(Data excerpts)
_ _ _ _
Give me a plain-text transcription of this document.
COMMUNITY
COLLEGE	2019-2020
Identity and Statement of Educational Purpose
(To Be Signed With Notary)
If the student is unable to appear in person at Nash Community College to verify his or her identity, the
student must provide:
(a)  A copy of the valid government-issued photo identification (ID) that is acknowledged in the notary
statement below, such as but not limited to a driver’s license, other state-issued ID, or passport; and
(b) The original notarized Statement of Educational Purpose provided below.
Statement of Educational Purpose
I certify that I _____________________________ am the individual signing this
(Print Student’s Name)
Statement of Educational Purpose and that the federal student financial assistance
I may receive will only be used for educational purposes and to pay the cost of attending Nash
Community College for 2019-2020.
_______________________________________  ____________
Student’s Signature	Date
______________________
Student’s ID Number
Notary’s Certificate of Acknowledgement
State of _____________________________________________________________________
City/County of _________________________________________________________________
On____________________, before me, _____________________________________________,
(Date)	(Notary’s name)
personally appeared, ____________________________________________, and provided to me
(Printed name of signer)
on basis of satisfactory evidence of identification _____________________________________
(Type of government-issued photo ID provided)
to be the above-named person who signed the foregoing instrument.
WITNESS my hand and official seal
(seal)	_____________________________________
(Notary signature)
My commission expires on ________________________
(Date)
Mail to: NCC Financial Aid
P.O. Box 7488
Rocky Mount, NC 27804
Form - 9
_ _ _ _
▶ [Work to complete]
Each entry above is to be quoted exactly.

▶ [Final result]
Give me a plain-text transcription of this document.
COMMUNITY
COLLEGE	2019-2020
Identity and Statement of Educational Purpose
(To Be Signed With Notary)
If the student is unable to appear in person at Nash Community College to verify his or her identity, the
student must provide:
(a)  A copy of the valid government-issued photo identification (ID) that is acknowledged in the notary
statement below, such as but not limited to a driver’s license, other state-issued ID, or passport; and
(b) The original notarized Statement of Educational Purpose provided below.
Statement of Educational Purpose
I certify that I _____________________________ am the individual signing this
(Print Student’s Name)
Statement of Educational Purpose and that the federal student financial assistance
I may receive will only be used for educational purposes and to pay the cost of attending Nash
Community College for 2019-2020.
_______________________________________  ____________
Student’s Signature	Date
______________________
Student’s ID Number
Notary’s Certificate of Acknowledgement
State of _____________________________________________________________________
City/County of _________________________________________________________________
On____________________, before me, _____________________________________________,
(Date)	(Notary’s name)
personally appeared, ____________________________________________, and provided to me
(Printed name of signer)
on basis of satisfactory evidence of identification _____________________________________
(Type of government-issued photo ID provided)
to be the above-named person who signed the foregoing instrument.
WITNESS my hand and official seal
(seal)	_____________________________________
(Notary signature)
My commission expires on ________________________
(Date)
Mail to: NCC Financial Aid
P.O. Box 7488
Rocky Mount, NC 27804
Form - 9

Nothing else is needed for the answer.